* **TASK DESCRIPTION**: State how many lines hold the word "name", with no other words.

* **Records from a collection of figures**:
────────────────────

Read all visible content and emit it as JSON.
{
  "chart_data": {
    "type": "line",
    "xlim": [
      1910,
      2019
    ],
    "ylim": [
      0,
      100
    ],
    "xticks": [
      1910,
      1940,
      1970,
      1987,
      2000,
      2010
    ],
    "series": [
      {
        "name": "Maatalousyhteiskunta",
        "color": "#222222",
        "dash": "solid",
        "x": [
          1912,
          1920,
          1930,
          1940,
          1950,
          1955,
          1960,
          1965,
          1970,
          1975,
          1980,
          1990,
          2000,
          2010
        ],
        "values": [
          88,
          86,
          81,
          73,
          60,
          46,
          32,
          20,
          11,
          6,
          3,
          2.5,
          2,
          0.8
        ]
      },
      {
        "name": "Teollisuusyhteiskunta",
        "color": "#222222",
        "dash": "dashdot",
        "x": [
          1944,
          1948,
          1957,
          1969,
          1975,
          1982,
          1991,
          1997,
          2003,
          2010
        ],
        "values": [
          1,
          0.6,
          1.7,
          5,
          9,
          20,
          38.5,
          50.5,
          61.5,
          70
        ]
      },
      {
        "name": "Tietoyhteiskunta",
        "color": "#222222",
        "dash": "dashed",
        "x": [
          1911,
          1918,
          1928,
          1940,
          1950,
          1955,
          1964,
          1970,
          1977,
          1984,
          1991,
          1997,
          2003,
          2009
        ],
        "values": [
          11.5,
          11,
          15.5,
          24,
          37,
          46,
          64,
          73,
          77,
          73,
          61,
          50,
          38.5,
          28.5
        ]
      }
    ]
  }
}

────────────────────

* **SOLUTION TO THIS PROBLEM**: 3